- **Instructions for the task**:
Every line with the string "this" should be gathered.

[Begin Available data]

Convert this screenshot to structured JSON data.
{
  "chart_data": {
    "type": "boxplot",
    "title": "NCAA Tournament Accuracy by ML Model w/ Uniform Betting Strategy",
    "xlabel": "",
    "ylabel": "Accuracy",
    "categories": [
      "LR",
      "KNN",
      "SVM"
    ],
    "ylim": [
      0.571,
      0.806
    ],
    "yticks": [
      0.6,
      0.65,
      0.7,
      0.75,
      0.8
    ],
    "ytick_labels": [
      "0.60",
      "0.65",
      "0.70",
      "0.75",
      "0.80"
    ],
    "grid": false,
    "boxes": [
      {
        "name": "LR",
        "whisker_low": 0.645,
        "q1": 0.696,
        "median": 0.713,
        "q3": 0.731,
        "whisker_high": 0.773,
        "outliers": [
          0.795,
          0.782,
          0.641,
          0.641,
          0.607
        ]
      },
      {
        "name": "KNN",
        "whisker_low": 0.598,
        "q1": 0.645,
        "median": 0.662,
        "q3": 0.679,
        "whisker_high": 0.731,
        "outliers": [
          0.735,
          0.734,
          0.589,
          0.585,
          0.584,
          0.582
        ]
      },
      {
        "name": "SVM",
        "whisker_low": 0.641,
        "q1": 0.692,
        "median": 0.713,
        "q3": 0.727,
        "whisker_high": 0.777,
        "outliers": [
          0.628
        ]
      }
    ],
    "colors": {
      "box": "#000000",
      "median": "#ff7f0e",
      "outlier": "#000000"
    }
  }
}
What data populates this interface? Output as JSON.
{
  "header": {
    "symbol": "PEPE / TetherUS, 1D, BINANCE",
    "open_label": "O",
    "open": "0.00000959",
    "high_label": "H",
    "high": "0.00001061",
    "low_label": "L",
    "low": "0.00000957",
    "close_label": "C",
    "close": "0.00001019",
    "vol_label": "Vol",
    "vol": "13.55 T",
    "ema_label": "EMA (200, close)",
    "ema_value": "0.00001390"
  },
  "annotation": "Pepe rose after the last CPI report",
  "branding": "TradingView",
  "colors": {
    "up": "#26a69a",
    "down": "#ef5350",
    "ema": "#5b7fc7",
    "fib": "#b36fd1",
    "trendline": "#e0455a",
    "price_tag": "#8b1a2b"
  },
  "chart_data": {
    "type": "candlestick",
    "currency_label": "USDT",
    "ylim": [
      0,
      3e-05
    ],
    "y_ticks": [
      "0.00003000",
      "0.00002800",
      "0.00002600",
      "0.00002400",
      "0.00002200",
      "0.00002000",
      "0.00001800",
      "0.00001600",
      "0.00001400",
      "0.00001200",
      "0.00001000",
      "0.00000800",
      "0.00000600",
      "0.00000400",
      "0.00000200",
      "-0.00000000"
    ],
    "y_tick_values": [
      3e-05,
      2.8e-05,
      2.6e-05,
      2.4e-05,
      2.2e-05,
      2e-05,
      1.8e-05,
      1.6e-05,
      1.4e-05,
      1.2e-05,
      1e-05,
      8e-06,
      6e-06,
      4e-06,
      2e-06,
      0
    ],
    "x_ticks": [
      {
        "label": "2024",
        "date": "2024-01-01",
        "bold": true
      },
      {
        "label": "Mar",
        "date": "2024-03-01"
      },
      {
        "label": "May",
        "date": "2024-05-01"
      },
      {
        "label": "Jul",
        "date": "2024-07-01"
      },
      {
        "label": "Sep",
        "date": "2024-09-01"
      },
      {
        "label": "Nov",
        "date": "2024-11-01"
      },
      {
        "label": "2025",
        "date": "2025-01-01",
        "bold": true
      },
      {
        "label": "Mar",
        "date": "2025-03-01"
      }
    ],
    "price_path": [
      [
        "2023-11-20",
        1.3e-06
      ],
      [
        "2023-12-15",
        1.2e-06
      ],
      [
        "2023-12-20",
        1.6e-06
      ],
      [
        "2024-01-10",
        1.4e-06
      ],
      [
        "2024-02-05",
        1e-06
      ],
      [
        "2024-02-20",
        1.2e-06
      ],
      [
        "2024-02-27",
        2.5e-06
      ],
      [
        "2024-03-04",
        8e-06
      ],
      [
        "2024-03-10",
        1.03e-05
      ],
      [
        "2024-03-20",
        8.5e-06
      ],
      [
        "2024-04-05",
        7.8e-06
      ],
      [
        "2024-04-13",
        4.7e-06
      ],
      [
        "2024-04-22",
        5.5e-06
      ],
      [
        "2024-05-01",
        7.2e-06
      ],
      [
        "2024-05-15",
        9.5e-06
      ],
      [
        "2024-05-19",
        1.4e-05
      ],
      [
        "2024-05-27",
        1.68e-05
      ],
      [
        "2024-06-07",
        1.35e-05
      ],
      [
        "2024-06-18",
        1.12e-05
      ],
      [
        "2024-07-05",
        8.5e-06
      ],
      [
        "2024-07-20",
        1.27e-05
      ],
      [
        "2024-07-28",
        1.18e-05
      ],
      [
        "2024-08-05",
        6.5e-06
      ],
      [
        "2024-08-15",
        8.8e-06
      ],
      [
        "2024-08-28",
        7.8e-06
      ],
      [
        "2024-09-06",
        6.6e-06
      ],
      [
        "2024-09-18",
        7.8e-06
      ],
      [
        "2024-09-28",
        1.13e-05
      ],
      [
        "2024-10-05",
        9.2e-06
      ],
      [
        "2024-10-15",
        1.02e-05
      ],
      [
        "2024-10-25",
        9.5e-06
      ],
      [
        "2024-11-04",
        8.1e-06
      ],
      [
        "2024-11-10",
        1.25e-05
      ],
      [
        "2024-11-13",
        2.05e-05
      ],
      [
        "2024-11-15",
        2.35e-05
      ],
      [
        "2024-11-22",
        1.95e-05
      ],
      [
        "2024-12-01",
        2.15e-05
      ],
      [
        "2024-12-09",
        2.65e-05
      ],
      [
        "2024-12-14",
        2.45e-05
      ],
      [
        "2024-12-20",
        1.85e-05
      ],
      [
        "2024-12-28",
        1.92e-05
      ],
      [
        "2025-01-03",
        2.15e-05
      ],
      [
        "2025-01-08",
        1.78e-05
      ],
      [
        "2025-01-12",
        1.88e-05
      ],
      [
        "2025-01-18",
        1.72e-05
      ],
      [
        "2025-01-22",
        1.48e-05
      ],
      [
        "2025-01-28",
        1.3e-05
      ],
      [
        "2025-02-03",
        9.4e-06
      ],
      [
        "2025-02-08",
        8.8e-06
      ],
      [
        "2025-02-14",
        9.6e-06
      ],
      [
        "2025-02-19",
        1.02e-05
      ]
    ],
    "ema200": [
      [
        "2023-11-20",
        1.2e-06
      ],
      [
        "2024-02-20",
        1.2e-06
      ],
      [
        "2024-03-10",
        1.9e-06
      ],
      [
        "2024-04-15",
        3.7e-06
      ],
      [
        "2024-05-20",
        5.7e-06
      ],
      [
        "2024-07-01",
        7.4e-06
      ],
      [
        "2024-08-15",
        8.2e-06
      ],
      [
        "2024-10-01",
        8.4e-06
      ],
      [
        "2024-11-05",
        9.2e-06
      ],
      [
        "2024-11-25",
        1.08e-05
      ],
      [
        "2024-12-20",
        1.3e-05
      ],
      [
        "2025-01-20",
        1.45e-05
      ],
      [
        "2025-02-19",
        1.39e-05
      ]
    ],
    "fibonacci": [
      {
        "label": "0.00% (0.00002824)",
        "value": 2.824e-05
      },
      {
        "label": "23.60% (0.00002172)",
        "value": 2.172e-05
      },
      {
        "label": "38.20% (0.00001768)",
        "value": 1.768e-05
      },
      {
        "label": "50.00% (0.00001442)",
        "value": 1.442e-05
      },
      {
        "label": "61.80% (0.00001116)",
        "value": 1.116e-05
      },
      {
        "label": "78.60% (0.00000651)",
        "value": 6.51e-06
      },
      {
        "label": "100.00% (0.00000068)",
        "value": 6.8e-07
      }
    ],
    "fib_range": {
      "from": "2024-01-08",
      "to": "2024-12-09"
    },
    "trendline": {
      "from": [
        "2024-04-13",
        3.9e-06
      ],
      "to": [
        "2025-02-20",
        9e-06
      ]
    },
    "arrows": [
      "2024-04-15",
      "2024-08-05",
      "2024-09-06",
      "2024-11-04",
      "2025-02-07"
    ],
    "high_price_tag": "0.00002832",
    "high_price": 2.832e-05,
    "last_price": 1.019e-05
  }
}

[End Available data]

- **Expected answer**:
Convert this screenshot to structured JSON data.
What data populates this interface? Output as JSON.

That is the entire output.